#### JOB:
Search the listing below for the string "fill" and copy every line where it occurs.

#### DATA SUPPLIED:
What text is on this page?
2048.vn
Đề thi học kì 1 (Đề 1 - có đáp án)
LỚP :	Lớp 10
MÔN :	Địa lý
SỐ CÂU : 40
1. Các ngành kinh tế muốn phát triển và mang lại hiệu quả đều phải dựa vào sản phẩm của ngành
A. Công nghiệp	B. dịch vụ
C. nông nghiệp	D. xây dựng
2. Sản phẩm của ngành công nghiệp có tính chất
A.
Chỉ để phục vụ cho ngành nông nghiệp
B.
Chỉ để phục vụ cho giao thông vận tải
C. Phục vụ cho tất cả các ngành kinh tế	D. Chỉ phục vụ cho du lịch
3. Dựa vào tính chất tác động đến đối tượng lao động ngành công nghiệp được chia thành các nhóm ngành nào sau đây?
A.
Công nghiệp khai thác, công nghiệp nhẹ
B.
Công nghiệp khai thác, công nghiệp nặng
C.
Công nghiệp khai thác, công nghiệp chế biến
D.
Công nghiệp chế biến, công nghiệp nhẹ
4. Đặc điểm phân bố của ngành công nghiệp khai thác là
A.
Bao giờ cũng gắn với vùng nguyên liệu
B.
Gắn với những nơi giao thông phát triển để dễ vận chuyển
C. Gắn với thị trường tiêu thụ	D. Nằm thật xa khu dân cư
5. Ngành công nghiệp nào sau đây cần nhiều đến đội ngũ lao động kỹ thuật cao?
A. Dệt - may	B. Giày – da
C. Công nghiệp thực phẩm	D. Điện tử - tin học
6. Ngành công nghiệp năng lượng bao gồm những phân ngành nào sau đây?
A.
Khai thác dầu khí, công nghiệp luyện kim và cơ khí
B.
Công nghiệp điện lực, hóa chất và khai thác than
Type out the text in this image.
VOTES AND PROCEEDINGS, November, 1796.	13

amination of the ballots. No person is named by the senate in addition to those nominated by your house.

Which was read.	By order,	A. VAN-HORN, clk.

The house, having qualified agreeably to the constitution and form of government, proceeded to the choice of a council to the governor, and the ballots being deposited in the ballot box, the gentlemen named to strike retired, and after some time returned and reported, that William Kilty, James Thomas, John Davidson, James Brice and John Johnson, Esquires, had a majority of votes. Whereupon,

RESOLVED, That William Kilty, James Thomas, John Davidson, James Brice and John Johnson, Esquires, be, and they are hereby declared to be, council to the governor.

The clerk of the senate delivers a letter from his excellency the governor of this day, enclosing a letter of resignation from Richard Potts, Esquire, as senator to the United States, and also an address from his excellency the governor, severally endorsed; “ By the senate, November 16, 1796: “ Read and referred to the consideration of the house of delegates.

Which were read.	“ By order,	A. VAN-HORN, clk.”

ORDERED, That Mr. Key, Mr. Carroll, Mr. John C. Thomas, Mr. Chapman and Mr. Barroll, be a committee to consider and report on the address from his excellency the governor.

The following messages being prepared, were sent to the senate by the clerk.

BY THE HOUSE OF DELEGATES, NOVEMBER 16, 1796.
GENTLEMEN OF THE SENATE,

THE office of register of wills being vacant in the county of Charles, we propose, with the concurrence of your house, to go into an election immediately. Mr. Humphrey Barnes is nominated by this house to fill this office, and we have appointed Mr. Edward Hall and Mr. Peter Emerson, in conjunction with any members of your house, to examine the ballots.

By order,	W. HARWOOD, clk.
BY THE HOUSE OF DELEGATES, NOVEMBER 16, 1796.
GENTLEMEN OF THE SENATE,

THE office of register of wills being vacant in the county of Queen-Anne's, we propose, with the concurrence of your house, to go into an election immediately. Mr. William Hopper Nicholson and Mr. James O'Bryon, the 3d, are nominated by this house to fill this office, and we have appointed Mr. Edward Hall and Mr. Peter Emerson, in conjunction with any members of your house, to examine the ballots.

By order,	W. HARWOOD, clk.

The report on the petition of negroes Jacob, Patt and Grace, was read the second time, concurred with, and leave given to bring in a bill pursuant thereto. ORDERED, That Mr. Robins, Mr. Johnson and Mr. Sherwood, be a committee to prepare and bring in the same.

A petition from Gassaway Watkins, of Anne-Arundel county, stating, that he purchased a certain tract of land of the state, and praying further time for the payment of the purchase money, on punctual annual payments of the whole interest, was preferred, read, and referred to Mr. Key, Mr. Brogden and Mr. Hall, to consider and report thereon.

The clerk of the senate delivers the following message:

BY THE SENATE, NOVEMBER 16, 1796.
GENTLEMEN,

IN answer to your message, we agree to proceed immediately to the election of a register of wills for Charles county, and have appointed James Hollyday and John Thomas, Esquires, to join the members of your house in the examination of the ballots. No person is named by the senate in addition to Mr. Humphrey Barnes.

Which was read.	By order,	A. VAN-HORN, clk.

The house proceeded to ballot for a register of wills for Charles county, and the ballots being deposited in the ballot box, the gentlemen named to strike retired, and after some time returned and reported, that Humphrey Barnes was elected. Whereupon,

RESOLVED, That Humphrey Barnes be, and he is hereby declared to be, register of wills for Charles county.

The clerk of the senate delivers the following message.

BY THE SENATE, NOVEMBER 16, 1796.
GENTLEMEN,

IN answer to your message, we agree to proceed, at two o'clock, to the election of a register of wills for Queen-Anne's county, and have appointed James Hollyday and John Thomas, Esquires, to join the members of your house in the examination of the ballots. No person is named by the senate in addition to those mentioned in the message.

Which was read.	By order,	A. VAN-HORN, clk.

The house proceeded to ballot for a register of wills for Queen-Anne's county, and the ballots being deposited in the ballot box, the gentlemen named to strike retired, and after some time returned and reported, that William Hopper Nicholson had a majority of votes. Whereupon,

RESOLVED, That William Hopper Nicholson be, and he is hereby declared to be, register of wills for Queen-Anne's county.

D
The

#### ANSWER FOR THE TASK:
THE office of register of wills being vacant in the county of Charles, we propose, with the concurrence of your house, to go into an election immediately. Mr. Humphrey Barnes is nominated by this house to fill this office, and we have appointed Mr. Edward Hall and Mr. Peter Emerson, in conjunction with any members of your house, to examine the ballots.
THE office of register of wills being vacant in the county of Queen-Anne's, we propose, with the concurrence of your house, to go into an election immediately. Mr. William Hopper Nicholson and Mr. James O'Bryon, the 3d, are nominated by this house to fill this office, and we have appointed Mr. Edward Hall and Mr. Peter Emerson, in conjunction with any members of your house, to examine the ballots.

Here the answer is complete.